──────── PROVIDED ENTRIES
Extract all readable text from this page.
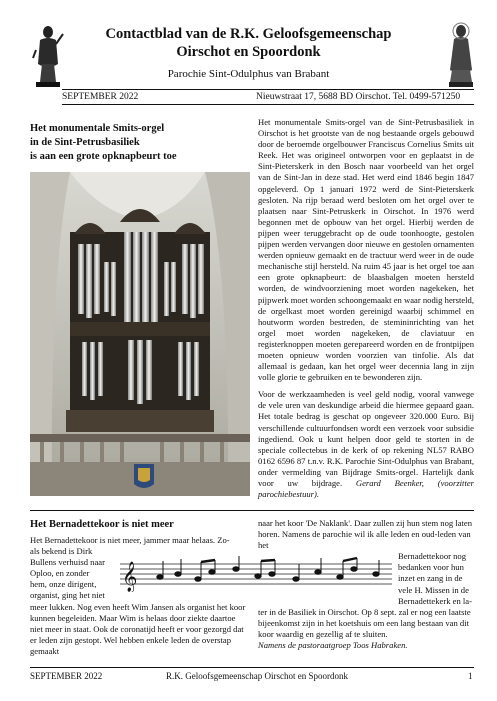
Contactblad van de R.K. Geloofsgemeenschap
Oirschot en Spoordonk
Parochie Sint-Odulphus van Brabant
SEPTEMBER 2022	Nieuwstraat 17, 5688 BD Oirschot. Tel. 0499-571250
Het monumentale Smits-orgel
in de Sint-Petrusbasiliek
is aan een grote opknapbeurt toe

Het monumentale Smits-orgel van de Sint-Petrusbasiliek in Oirschot is het grootste van de nog bestaande orgels gebouwd door de beroemde orgelbouwer Franciscus Cornelius Smits uit Reek. Het was origineel ontworpen voor en geplaatst in de Sint-Pieterskerk in den Bosch naar voorbeeld van het orgel van de Sint-Jan in deze stad. Het werd eind 1846 begin 1847 opgeleverd. Op 1 januari 1972 werd de Sint-Pieterskerk gesloten. Na rijp beraad werd besloten om het orgel over te plaatsen naar Sint-Petruskerk in Oirschot. In 1976 werd begonnen met de opbouw van het orgel. Hierbij werden de pijpen weer teruggebracht op de oude toonhoogte, gestolen pijpen werden vervangen door nieuwe en gestolen ornamenten werden opnieuw gemaakt en de tractuur werd weer in de oude mechanische stijl hersteld. Na ruim 45 jaar is het orgel toe aan een grote opknapbeurt: de blaasbalgen moeten hersteld worden, de windvoorziening moet worden nagekeken, het pijpwerk moet worden schoongemaakt en waar nodig hersteld, de orgelkast moet worden gereinigd waarbij schimmel en houtworm worden bestreden, de stemininrichting van het orgel moet worden nagekeken, de claviatuur en registerknoppen moeten gerepareerd worden en de frontpijpen moeten opnieuw worden voorzien van tinfolie. Als dat allemaal is gedaan, kan het orgel weer decennia lang in zijn volle glorie te gebruiken en te bewonderen zijn.

Voor de werkzaamheden is veel geld nodig, vooral vanwege de vele uren van deskundige arbeid die hiermee gepaard gaan. Het totale bedrag is geschat op ongeveer 320.000 Euro. Bij verschillende cultuurfondsen wordt een verzoek voor subsidie ingediend. Ook u kunt helpen door geld te storten in de speciale collectebus in de kerk of op rekening NL57 RABO 0162 6596 87 t.n.v. R.K. Parochie Sint-Odulphus van Brabant, onder vermelding van Bijdrage Smits-orgel. Hartelijk dank voor uw bijdrage. Gerard Beenker, (voorzitter parochiebestuur).

Het Bernadettekoor is niet meer
Het Bernadettekoor is niet meer, jammer maar helaas. Zo-
als bekend is Dirk
Bullens verhuisd naar
Oploo, en zonder
hem, onze dirigent,
organist, ging het niet
meer lukken. Nog even heeft Wim Jansen als organist het koor kunnen begeleiden. Maar Wim is helaas door ziekte daartoe niet meer in staat. Ook de coronatijd heeft er voor gezorgd dat er leden zijn gestopt. Wel hebben enkele leden de overstap gemaakt
𝄞
naar het koor 'De Naklank'. Daar zullen zij hun stem nog laten horen. Namens de parochie wil ik alle leden en oud-leden van het
Bernadettekoor nog
bedanken voor hun
inzet en zang in de
vele H. Missen in de
Bernadettekerk en la-
ter in de Basiliek in Oirschot. Op 8 sept. zal er nog een laatste bijeenkomst zijn in het koetshuis om een lang bestaan van dit koor waardig en gezellig af te sluiten.
Namens de pastoraatgroep Toos Habraken.
SEPTEMBER 2022	R.K. Geloofsgemeenschap Oirschot en Spoordonk	1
────────────────
#### WRITTEN INSTRUCTION
Pull out every line of the records that includes the string "Petrusbasiliek".

#### RESPONSE TO THIS EXERCISE
in de Sint-Petrusbasiliek
Het monumentale Smits-orgel van de Sint-Petrusbasiliek in Oirschot is het grootste van de nog bestaande orgels gebouwd door de beroemde orgelbouwer Franciscus Cornelius Smits uit Reek. Het was origineel ontworpen voor en geplaatst in de Sint-Pieterskerk in den Bosch naar voorbeeld van het orgel van de Sint-Jan in deze stad. Het werd eind 1846 begin 1847 opgeleverd. Op 1 januari 1972 werd de Sint-Pieterskerk gesloten. Na rijp beraad werd besloten om het orgel over te plaatsen naar Sint-Petruskerk in Oirschot. In 1976 werd begonnen met de opbouw van het orgel. Hierbij werden de pijpen weer teruggebracht op de oude toonhoogte, gestolen pijpen werden vervangen door nieuwe en gestolen ornamenten werden opnieuw gemaakt en de tractuur werd weer in de oude mechanische stijl hersteld. Na ruim 45 jaar is het orgel toe aan een grote opknapbeurt: de blaasbalgen moeten hersteld worden, de windvoorziening moet worden nagekeken, het pijpwerk moet worden schoongemaakt en waar nodig hersteld, de orgelkast moet worden gereinigd waarbij schimmel en houtworm worden bestreden, de stemininrichting van het orgel moet worden nagekeken, de claviatuur en registerknoppen moeten gerepareerd worden en de frontpijpen moeten opnieuw worden voorzien van tinfolie. Als dat allemaal is gedaan, kan het orgel weer decennia lang in zijn volle glorie te gebruiken en te bewonderen zijn.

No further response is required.